**Stated task**
Show all lines holding the string "Types".

**Supplied data**
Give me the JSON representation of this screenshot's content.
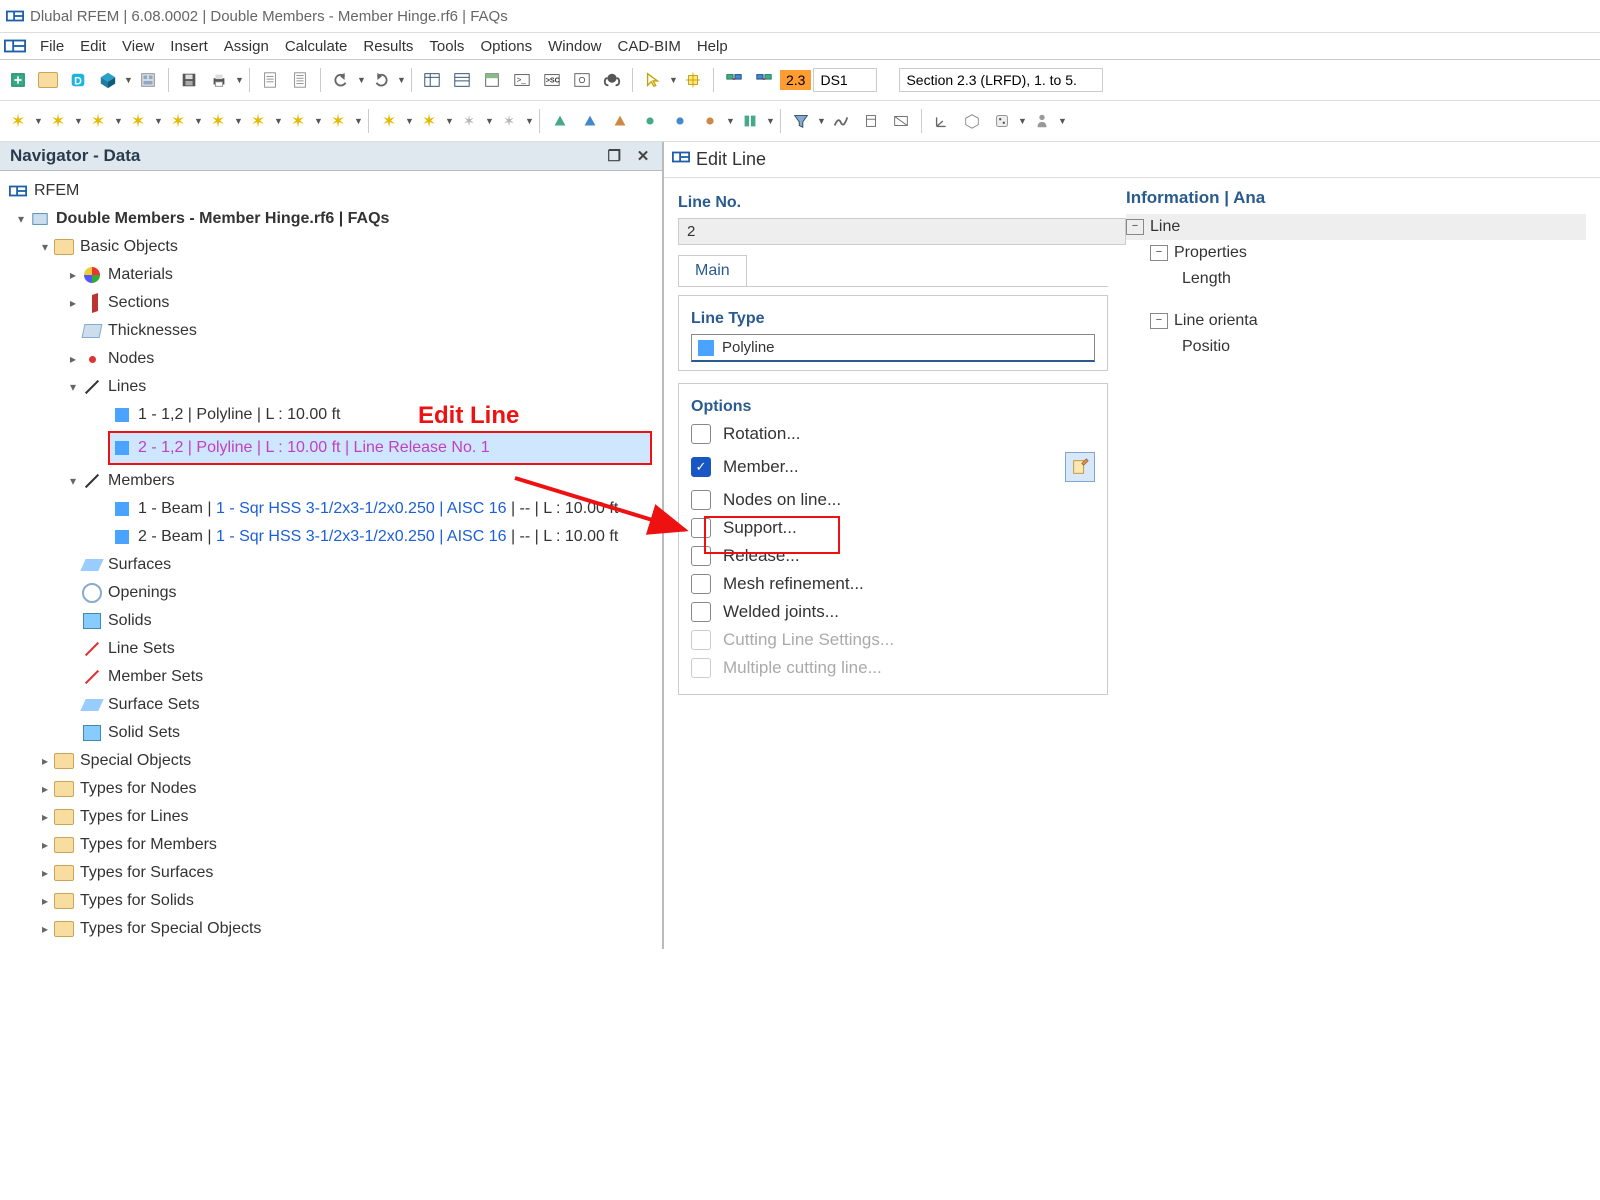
{
  "window_title": "Dlubal RFEM | 6.08.0002 | Double Members - Member Hinge.rf6 | FAQs",
  "menus": [
    "File",
    "Edit",
    "View",
    "Insert",
    "Assign",
    "Calculate",
    "Results",
    "Tools",
    "Options",
    "Window",
    "CAD-BIM",
    "Help"
  ],
  "toolbar_tag": "2.3",
  "toolbar_ds_field": "DS1",
  "toolbar_section_field": "Section 2.3 (LRFD), 1. to 5.",
  "navigator": {
    "title": "Navigator - Data",
    "root": "RFEM",
    "project": "Double Members - Member Hinge.rf6 | FAQs",
    "basic_objects": "Basic Objects",
    "materials": "Materials",
    "sections": "Sections",
    "thicknesses": "Thicknesses",
    "nodes": "Nodes",
    "lines": "Lines",
    "line1": "1 - 1,2 | Polyline | L : 10.00 ft",
    "line2": "2 - 1,2 | Polyline | L : 10.00 ft | Line Release No. 1",
    "members": "Members",
    "member1_pre": "1 - Beam | ",
    "member1_link": "1 - Sqr HSS 3-1/2x3-1/2x0.250 | AISC 16",
    "member1_post": " | -- | L : 10.00 ft",
    "member2_pre": "2 - Beam | ",
    "member2_link": "1 - Sqr HSS 3-1/2x3-1/2x0.250 | AISC 16",
    "member2_post": " | -- | L : 10.00 ft",
    "surfaces": "Surfaces",
    "openings": "Openings",
    "solids": "Solids",
    "line_sets": "Line Sets",
    "member_sets": "Member Sets",
    "surface_sets": "Surface Sets",
    "solid_sets": "Solid Sets",
    "special_objects": "Special Objects",
    "types_for_nodes": "Types for Nodes",
    "types_for_lines": "Types for Lines",
    "types_for_members": "Types for Members",
    "types_for_surfaces": "Types for Surfaces",
    "types_for_solids": "Types for Solids",
    "types_for_special_objects": "Types for Special Objects"
  },
  "callout_label": "Edit Line",
  "dialog": {
    "title": "Edit Line",
    "line_no_label": "Line No.",
    "line_no_value": "2",
    "tab_main": "Main",
    "line_type_label": "Line Type",
    "line_type_value": "Polyline",
    "options_label": "Options",
    "options": [
      {
        "label": "Rotation...",
        "checked": false,
        "disabled": false
      },
      {
        "label": "Member...",
        "checked": true,
        "disabled": false
      },
      {
        "label": "Nodes on line...",
        "checked": false,
        "disabled": false
      },
      {
        "label": "Support...",
        "checked": false,
        "disabled": false
      },
      {
        "label": "Release...",
        "checked": false,
        "disabled": false
      },
      {
        "label": "Mesh refinement...",
        "checked": false,
        "disabled": false
      },
      {
        "label": "Welded joints...",
        "checked": false,
        "disabled": false
      },
      {
        "label": "Cutting Line Settings...",
        "checked": false,
        "disabled": true
      },
      {
        "label": "Multiple cutting line...",
        "checked": false,
        "disabled": true
      }
    ],
    "info_header": "Information | Ana",
    "info_line": "Line",
    "info_props": "Properties",
    "info_length": "Length",
    "info_orient": "Line orienta",
    "info_positio": "Positio"
  }
}
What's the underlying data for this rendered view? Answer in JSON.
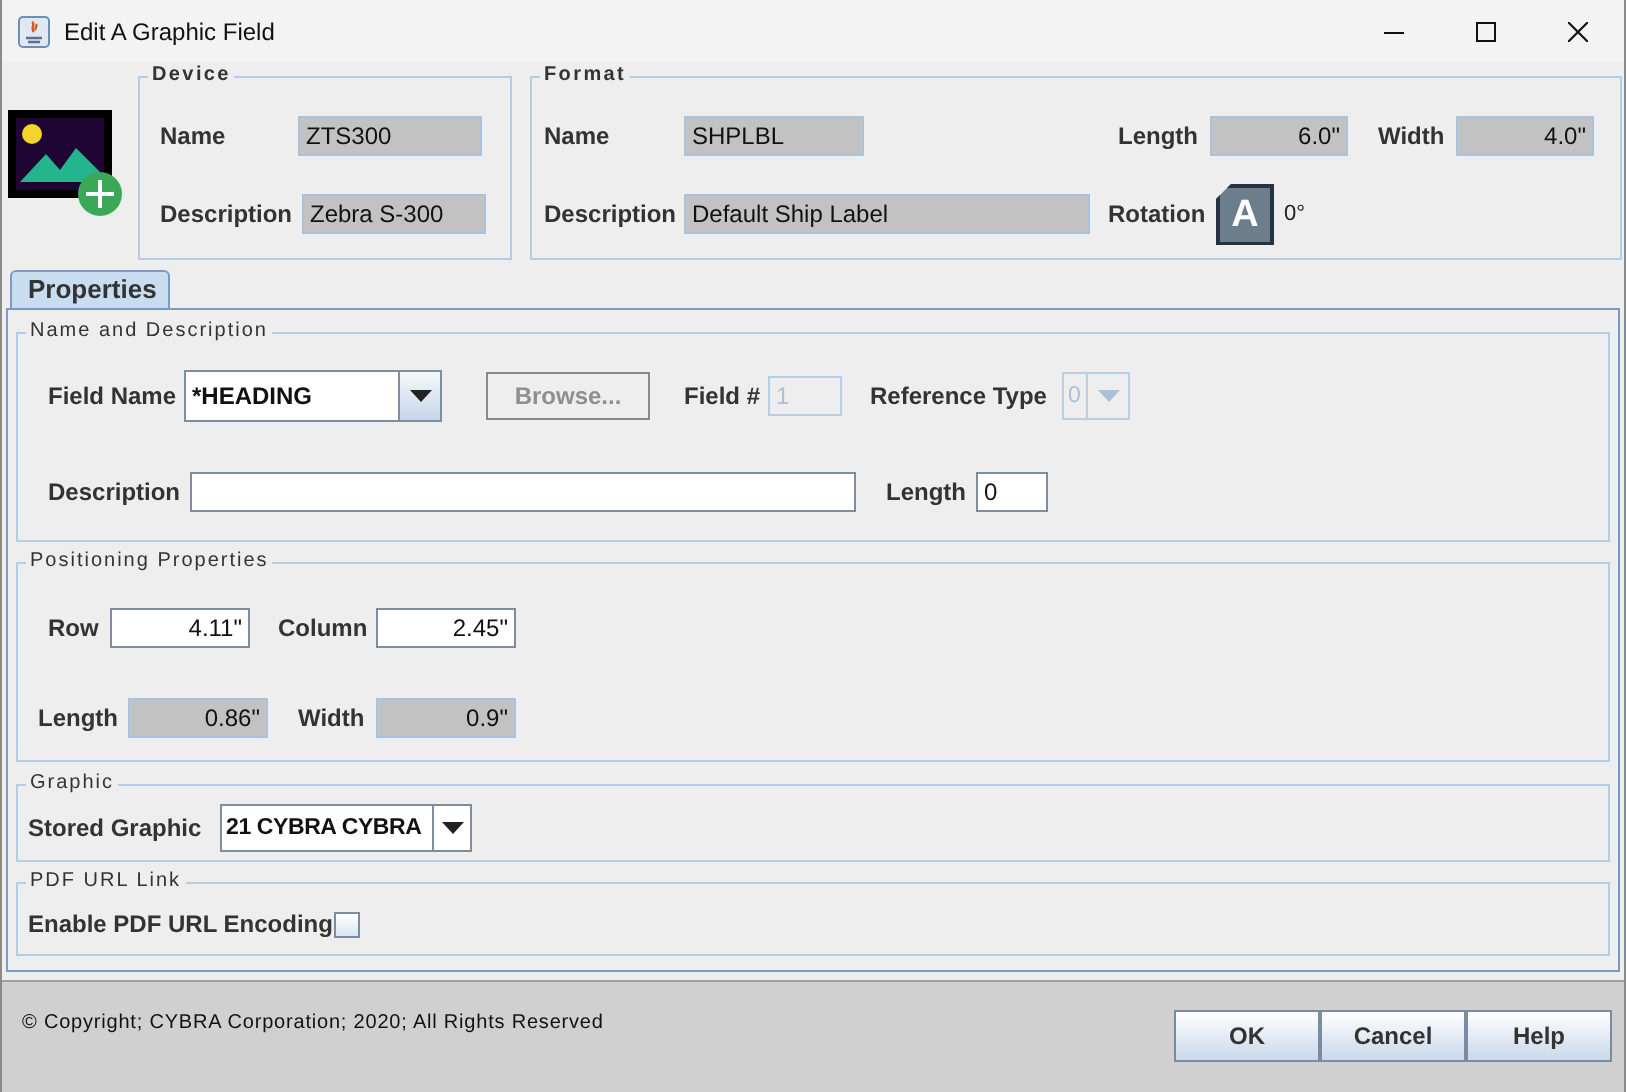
{
  "window": {
    "title": "Edit A Graphic Field"
  },
  "device": {
    "legend": "Device",
    "name": {
      "label": "Name",
      "value": "ZTS300",
      "editable": false
    },
    "description": {
      "label": "Description",
      "value": "Zebra S-300",
      "editable": false
    }
  },
  "format": {
    "legend": "Format",
    "name": {
      "label": "Name",
      "value": "SHPLBL",
      "editable": false
    },
    "length": {
      "label": "Length",
      "value": "6.0\"",
      "editable": false
    },
    "width": {
      "label": "Width",
      "value": "4.0\"",
      "editable": false
    },
    "description": {
      "label": "Description",
      "value": "Default Ship Label",
      "editable": false
    },
    "rotation": {
      "label": "Rotation",
      "badge": "A",
      "value": "0°"
    }
  },
  "tabs": [
    {
      "label": "Properties",
      "selected": true
    }
  ],
  "name_and_description": {
    "legend": "Name and Description",
    "field_name": {
      "label": "Field Name",
      "value": "*HEADING",
      "editable": true
    },
    "browse_button": {
      "label": "Browse...",
      "disabled": true
    },
    "field_number": {
      "label": "Field #",
      "value": "1",
      "disabled": true
    },
    "reference_type": {
      "label": "Reference Type",
      "value": "0",
      "disabled": true
    },
    "description": {
      "label": "Description",
      "editable": true
    },
    "length": {
      "label": "Length",
      "value": "0",
      "editable": true
    }
  },
  "positioning": {
    "legend": "Positioning Properties",
    "row": {
      "label": "Row",
      "value": "4.11\"",
      "editable": true
    },
    "column": {
      "label": "Column",
      "value": "2.45\"",
      "editable": true
    },
    "length": {
      "label": "Length",
      "value": "0.86\"",
      "editable": false
    },
    "width": {
      "label": "Width",
      "value": "0.9\"",
      "editable": false
    }
  },
  "graphic": {
    "legend": "Graphic",
    "stored_graphic": {
      "label": "Stored Graphic",
      "value": "21 CYBRA CYBRA",
      "editable": false
    }
  },
  "pdf_url_link": {
    "legend": "PDF URL Link",
    "enable_encoding": {
      "label": "Enable PDF URL Encoding",
      "checked": false
    }
  },
  "copyright": "© Copyright; CYBRA Corporation; 2020; All Rights Reserved",
  "buttons": [
    {
      "label": "OK"
    },
    {
      "label": "Cancel"
    },
    {
      "label": "Help"
    }
  ]
}
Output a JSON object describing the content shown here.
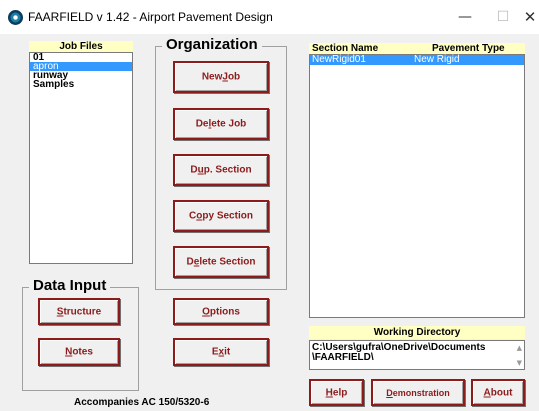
{
  "window": {
    "title": "FAARFIELD v 1.42 - Airport Pavement Design",
    "minimize_glyph": "—",
    "maximize_glyph": "☐",
    "close_glyph": "✕"
  },
  "job_files": {
    "header": "Job Files",
    "items": [
      {
        "label": "01",
        "selected": false
      },
      {
        "label": "apron",
        "selected": true
      },
      {
        "label": "runway",
        "selected": false
      },
      {
        "label": "Samples",
        "selected": false
      }
    ]
  },
  "organization": {
    "title": "Organization",
    "buttons": {
      "new_job": {
        "pre": "New ",
        "accel": "J",
        "post": "ob"
      },
      "delete_job": {
        "pre": "De",
        "accel": "l",
        "post": "ete Job"
      },
      "dup_section": {
        "pre": "D",
        "accel": "u",
        "post": "p. Section"
      },
      "copy_section": {
        "pre": "C",
        "accel": "o",
        "post": "py Section"
      },
      "delete_section": {
        "pre": "D",
        "accel": "e",
        "post": "lete Section"
      }
    }
  },
  "data_input": {
    "title": "Data Input",
    "buttons": {
      "structure": {
        "pre": "",
        "accel": "S",
        "post": "tructure"
      },
      "notes": {
        "pre": "",
        "accel": "N",
        "post": "otes"
      }
    }
  },
  "misc_buttons": {
    "options": {
      "pre": "",
      "accel": "O",
      "post": "ptions"
    },
    "exit": {
      "pre": "E",
      "accel": "x",
      "post": "it"
    }
  },
  "sections": {
    "col_name": "Section Name",
    "col_type": "Pavement Type",
    "rows": [
      {
        "name": "NewRigid01",
        "type": "New Rigid",
        "selected": true
      }
    ]
  },
  "working_directory": {
    "header": "Working Directory",
    "line1": "C:\\Users\\gufra\\OneDrive\\Documents",
    "line2": "\\FAARFIELD\\"
  },
  "bottom_buttons": {
    "help": {
      "pre": "",
      "accel": "H",
      "post": "elp"
    },
    "demonstration": {
      "pre": "",
      "accel": "D",
      "post": "emonstration"
    },
    "about": {
      "pre": "",
      "accel": "A",
      "post": "bout"
    }
  },
  "footer": "Accompanies AC 150/5320-6"
}
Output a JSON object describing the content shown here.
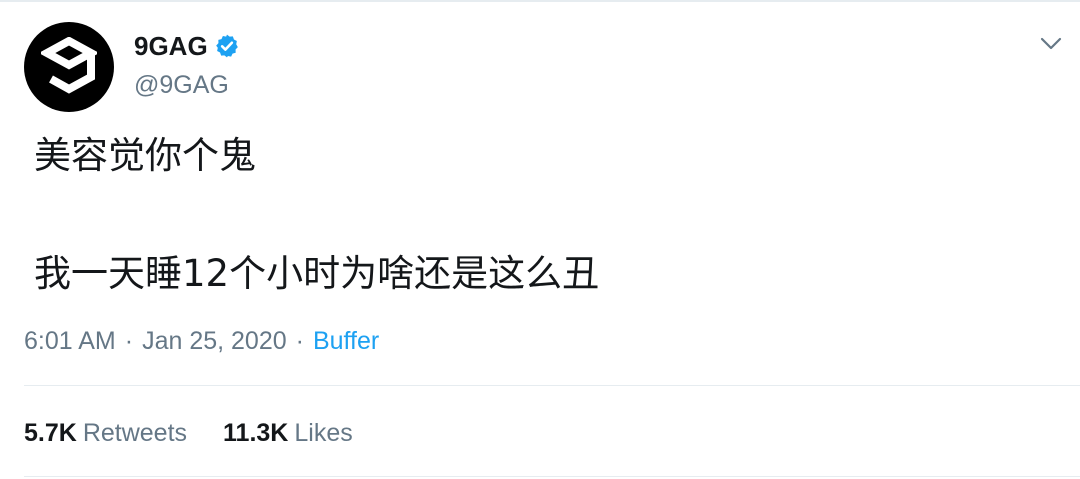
{
  "author": {
    "display_name": "9GAG",
    "handle": "@9GAG",
    "verified": true,
    "avatar_icon": "9gag-logo",
    "avatar_color": "#000000"
  },
  "menu_icon": "chevron-down-icon",
  "tweet": {
    "line1": "美容觉你个鬼",
    "line2": "我一天睡12个小时为啥还是这么丑"
  },
  "meta": {
    "time": "6:01 AM",
    "separator": "·",
    "date": "Jan 25, 2020",
    "source": "Buffer"
  },
  "stats": {
    "retweets_count": "5.7K",
    "retweets_label": "Retweets",
    "likes_count": "11.3K",
    "likes_label": "Likes"
  },
  "colors": {
    "text": "#14171a",
    "secondary": "#657786",
    "accent": "#1da1f2",
    "divider": "#e6ecf0"
  }
}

**Reply to the task**
    "types_for_nodes": "Types for Nodes",
    "types_for_lines": "Types for Lines",
    "types_for_members": "Types for Members",
    "types_for_surfaces": "Types for Surfaces",
    "types_for_solids": "Types for Solids",
    "types_for_special_objects": "Types for Special Objects"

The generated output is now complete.